- _STATED EXERCISE_:
Examine each line of the data. Copy those that contain the string "законном".

- _RECORDS SUPPLIED_:

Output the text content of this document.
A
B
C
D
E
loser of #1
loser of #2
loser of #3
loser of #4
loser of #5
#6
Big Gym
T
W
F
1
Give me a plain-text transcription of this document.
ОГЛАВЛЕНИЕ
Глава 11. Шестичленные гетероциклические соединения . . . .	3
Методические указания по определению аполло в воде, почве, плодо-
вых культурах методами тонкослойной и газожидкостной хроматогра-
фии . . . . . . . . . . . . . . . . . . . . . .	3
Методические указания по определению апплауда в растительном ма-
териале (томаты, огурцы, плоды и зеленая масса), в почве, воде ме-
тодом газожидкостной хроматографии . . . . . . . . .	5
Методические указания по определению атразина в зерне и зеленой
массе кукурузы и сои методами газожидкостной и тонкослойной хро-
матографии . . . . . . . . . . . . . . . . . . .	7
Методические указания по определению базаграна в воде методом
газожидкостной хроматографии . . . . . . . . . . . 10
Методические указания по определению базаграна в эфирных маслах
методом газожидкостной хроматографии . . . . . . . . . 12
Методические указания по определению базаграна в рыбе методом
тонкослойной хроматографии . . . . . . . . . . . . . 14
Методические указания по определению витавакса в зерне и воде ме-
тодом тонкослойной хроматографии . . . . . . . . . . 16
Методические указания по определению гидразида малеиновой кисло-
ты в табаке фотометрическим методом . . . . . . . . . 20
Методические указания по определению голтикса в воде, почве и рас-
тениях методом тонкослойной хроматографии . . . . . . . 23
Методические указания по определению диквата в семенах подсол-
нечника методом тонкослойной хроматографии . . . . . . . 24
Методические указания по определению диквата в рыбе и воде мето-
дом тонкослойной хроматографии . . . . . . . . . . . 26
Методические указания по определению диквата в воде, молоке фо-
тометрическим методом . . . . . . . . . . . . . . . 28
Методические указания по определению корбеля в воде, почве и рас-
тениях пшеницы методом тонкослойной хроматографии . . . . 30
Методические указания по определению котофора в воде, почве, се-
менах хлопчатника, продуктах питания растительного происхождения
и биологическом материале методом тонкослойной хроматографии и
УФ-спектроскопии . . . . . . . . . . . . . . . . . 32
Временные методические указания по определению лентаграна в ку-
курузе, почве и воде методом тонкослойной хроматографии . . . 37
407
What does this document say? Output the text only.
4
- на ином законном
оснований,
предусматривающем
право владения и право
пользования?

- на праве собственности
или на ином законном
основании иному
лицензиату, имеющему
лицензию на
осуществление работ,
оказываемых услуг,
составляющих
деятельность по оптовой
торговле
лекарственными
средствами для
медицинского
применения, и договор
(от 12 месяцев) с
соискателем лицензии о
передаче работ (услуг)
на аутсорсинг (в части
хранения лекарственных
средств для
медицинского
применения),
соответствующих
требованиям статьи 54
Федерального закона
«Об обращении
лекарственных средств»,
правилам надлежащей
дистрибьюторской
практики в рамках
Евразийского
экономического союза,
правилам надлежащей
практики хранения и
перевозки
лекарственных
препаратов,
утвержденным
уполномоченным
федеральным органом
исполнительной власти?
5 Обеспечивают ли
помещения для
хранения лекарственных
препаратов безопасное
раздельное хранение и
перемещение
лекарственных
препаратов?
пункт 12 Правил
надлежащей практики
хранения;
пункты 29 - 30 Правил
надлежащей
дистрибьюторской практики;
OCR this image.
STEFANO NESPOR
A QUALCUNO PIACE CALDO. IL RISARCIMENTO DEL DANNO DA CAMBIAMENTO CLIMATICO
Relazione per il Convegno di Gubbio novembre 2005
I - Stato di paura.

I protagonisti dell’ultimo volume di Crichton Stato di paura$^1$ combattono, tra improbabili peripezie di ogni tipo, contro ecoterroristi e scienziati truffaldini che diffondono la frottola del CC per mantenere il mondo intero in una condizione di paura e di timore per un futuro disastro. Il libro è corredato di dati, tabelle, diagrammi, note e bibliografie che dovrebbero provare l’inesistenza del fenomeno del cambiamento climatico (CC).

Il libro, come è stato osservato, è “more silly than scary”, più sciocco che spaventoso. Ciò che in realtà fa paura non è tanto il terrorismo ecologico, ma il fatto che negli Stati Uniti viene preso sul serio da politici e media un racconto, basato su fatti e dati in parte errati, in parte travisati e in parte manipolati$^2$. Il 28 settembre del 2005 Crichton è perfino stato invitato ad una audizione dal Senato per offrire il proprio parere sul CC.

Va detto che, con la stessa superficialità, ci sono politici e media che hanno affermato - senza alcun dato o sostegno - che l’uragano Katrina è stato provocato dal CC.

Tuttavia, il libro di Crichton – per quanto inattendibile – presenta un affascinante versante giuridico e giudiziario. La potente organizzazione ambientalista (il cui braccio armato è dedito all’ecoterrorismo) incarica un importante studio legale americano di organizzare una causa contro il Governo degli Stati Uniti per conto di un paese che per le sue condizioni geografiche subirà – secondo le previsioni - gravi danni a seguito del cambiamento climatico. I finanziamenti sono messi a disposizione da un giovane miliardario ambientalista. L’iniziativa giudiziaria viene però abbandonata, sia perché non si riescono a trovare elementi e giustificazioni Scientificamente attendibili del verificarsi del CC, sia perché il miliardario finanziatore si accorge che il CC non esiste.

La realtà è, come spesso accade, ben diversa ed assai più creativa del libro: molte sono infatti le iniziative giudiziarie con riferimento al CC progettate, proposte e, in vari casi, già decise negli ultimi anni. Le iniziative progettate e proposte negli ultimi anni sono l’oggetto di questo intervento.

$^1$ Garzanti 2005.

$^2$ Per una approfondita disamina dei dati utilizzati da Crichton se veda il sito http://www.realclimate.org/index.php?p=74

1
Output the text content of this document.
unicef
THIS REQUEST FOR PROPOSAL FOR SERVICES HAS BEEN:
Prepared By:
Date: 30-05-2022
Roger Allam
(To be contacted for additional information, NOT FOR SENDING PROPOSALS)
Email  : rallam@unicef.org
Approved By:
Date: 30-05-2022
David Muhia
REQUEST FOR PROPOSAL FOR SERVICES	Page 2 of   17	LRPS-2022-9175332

- _TASK SOLUTION_:
- на ином законном
или на ином законном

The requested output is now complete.